Exercise objective | Wherever the word "this" appears in a line, extract that line.

Stored entries |
*****
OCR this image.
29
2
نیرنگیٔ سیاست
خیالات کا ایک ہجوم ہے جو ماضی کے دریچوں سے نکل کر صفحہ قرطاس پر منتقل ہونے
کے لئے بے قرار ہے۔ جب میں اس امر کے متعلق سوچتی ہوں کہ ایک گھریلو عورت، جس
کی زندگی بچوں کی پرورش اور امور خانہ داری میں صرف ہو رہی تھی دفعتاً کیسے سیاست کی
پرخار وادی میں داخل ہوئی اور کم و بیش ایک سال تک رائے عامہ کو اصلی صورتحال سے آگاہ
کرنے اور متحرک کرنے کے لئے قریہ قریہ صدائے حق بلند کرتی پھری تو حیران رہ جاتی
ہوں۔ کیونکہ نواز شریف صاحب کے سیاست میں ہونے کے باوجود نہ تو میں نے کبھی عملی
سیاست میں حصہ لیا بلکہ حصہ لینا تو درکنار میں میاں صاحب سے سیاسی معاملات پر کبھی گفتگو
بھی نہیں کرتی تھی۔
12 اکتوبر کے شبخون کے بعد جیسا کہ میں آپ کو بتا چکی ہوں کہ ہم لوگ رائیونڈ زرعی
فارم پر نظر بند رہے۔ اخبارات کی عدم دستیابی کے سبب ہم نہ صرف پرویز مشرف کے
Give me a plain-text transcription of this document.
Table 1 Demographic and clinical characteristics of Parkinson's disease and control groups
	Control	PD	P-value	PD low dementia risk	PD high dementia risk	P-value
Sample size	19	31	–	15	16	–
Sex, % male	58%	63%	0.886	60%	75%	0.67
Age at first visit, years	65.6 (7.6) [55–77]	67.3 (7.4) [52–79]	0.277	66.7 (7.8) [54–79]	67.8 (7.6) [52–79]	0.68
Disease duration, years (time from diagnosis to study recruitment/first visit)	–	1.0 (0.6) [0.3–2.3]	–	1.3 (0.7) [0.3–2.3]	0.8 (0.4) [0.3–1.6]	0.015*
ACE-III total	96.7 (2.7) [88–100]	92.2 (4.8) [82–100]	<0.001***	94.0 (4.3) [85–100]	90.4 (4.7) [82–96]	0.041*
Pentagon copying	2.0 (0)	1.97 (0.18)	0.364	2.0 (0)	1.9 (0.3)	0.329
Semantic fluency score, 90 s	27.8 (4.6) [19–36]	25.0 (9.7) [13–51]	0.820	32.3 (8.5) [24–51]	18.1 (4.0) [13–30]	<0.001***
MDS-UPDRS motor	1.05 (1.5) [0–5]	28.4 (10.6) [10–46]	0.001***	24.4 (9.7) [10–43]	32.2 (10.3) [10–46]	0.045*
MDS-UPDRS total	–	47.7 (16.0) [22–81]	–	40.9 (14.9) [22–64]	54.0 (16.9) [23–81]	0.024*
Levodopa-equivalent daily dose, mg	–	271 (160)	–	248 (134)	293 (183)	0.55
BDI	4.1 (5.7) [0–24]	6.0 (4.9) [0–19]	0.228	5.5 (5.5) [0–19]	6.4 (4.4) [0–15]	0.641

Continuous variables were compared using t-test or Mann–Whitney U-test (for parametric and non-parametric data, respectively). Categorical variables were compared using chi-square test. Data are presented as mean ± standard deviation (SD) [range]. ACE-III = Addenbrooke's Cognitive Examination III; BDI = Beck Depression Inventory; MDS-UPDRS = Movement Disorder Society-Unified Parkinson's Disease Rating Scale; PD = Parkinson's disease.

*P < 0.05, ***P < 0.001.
*****
Written response |
OCR this image.
Give me a plain-text transcription of this document.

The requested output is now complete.